§ Excerpted text:
##############################
Citation: Cavanaugh v. Cavanaugh, 2001NSSC200

 

 

 

BETWEEN:

 

 

                                                 RANDALL JOHN CAVANAUGH

 

                                                                                                        APPLICANT/RESPONDENT

 

                                                                        - and -

 

                                                   SHERRI LYNN CAVANAUGH

 

                                                                                                       RESPONDENT/PETITIONER

 

 

 

 

 

                                                  D   E   C   I   S   I   O   N

 

 

 

 

HEARD:                                 At Truro, Nova Scotia, on January 30, 2001.

 

 

 

BEFORE:                              The Honourable Justice Donald M. Hall.

 

 

 

DECISION:                            May 23, 2001.

 

 

 

COUNSEL:                           Alison P. Brown,

Counsel for the Applicant/Respondent

 

 


Sherri Lynn Cavanaugh - represented self.

Hall, J.
##############################
§ Given material:
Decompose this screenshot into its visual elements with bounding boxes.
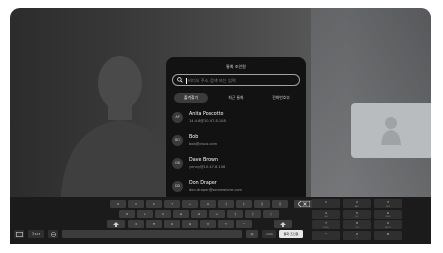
##############################
§ Exercise: Sum up the Cavanaugh case header in two sentences.

§ Complete response: Cavanaugh v. Cavanaugh, 2001NSSC200, is a decision in a matter between Randall John Cavanaugh, applicant/respondent, and Sherri Lynn Cavanaugh, respondent/petitioner, heard at Truro, Nova Scotia, on January 30, 2001, before Justice Donald M. Hall. The decision is dated May 23, 2001, and Alison P. Brown was counsel for the applicant/respondent, while Sherri Lynn Cavanaugh represented herself.